Exercise task A –
The post on positive disruptions has a sentence starting "Progress towards something." Name the three words in that sentence that describe the progress.
Exercise task B –
Write the next paragraph of the post on positive disruptions, picking up after its last sentence.

Wednesday, January 27, 2016

Positive Disruptions

Traditions are wonderful elements of life. As human beings we spend a lot of time developing, cultivating and maintaining a variety of long standing traditions. Many of those traditions are related to holidays or family gatherings. Traditions such as Thanksgiving originated hundreds of years ago and continue to have significant relevance to the lives of millions of people. Traditions bind people together under a common cause often associated with goodness and kindness. I'm all for traditions because they deepen the relationships between people. 

However, sometimes traditions do get people in the mindset of being stagnate. They can sometimes cause people to feel obligations to things that are outdated or forced. That's why I love the concept of positive disruptions. What is this? Well, its really a counter culture approach to tradition in that you are looking for ways to expand or think outside the box to create something new. Often when someone tries to create a positive disruption people see it as a negative thing. I never look at it that way. Progress towards something positive, new and widespread usually begins with dissension and skepticism. That is until the implementation of the idea reaches a critical point where the majority of people tag along and make it mainstream.

Layout dataset entries –
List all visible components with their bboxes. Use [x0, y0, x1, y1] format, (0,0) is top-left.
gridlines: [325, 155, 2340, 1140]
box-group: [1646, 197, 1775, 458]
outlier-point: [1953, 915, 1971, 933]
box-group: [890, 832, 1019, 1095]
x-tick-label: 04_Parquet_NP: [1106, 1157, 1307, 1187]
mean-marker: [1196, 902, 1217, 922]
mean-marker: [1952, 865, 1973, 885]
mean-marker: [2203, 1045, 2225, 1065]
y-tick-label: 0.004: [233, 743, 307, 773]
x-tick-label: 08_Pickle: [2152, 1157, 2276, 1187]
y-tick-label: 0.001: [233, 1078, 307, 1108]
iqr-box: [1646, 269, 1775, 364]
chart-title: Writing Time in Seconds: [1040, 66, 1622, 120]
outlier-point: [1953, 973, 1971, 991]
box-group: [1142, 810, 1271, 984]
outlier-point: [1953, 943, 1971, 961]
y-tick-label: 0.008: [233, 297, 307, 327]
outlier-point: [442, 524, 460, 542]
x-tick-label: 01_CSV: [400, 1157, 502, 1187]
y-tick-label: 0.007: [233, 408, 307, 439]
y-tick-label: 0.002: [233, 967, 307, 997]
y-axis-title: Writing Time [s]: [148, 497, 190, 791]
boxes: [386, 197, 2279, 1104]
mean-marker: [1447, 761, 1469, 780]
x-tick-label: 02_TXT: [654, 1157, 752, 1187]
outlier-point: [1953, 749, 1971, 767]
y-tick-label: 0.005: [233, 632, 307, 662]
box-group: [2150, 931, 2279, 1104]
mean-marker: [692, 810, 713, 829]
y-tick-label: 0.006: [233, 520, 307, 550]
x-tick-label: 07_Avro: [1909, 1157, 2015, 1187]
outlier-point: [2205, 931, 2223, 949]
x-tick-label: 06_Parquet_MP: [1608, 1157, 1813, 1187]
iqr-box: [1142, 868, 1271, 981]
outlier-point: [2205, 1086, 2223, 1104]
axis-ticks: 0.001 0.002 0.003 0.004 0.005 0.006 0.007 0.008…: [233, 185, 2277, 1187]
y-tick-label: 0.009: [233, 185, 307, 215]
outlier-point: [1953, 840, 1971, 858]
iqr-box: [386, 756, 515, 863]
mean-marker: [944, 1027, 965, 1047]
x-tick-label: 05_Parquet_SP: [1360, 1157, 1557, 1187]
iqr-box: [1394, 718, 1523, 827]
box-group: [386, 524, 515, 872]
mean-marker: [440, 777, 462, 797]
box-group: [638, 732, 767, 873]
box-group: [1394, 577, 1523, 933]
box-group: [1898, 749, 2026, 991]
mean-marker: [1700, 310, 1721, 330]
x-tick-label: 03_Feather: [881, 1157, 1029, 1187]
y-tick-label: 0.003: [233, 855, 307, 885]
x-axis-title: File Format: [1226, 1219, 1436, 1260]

Expected answer A –
positive, new, widespread

Expected answer B –
A great example of companies setting the trend towards critical mass in positive disruption are Southwest Airlines, Google and Zappos. These companies have deliberately created a positive disruption in work culture. These companies focus on employee centered businesses. The goal is to create a better work environment for employees so that they will create a better feeling and vibe for the consumer. These places provide the comforts of home at work and encourage play at work. This is very different from the customer is always right culture that many people grow up with. This positive disruption is gaining tremendous traction with more and more companies. In fact, these companies have heavily influenced how I run the fitness facility I manage here in Las Vegas. I place the majority of my focus on empowering, uplifting, educating and loving my staff.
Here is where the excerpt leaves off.